▶ **WRITTEN TASK**:
The entire listing is to be repeated verbatim.

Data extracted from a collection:
★ ★ ★ ★

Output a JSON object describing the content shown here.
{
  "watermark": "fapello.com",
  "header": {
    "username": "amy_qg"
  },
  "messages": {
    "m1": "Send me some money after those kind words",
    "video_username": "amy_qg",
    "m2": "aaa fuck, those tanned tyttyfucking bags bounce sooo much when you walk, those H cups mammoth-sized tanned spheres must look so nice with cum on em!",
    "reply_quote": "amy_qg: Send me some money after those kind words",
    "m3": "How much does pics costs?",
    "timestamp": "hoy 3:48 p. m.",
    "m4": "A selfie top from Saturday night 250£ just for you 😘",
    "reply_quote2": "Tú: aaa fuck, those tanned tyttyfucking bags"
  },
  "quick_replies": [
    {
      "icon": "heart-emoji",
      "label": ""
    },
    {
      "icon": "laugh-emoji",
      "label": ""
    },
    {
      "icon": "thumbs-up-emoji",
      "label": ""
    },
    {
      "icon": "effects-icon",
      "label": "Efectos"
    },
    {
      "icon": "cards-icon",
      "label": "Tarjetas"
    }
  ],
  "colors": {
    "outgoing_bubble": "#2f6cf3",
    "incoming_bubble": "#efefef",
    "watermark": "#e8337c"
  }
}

★ ★ ★ ★

▶ **CORRECT ANSWER**:
Output a JSON object describing the content shown here.
{
  "watermark": "fapello.com",
  "header": {
    "username": "amy_qg"
  },
  "messages": {
    "m1": "Send me some money after those kind words",
    "video_username": "amy_qg",
    "m2": "aaa fuck, those tanned tyttyfucking bags bounce sooo much when you walk, those H cups mammoth-sized tanned spheres must look so nice with cum on em!",
    "reply_quote": "amy_qg: Send me some money after those kind words",
    "m3": "How much does pics costs?",
    "timestamp": "hoy 3:48 p. m.",
    "m4": "A selfie top from Saturday night 250£ just for you 😘",
    "reply_quote2": "Tú: aaa fuck, those tanned tyttyfucking bags"
  },
  "quick_replies": [
    {
      "icon": "heart-emoji",
      "label": ""
    },
    {
      "icon": "laugh-emoji",
      "label": ""
    },
    {
      "icon": "thumbs-up-emoji",
      "label": ""
    },
    {
      "icon": "effects-icon",
      "label": "Efectos"
    },
    {
      "icon": "cards-icon",
      "label": "Tarjetas"
    }
  ],
  "colors": {
    "outgoing_bubble": "#2f6cf3",
    "incoming_bubble": "#efefef",
    "watermark": "#e8337c"
  }
}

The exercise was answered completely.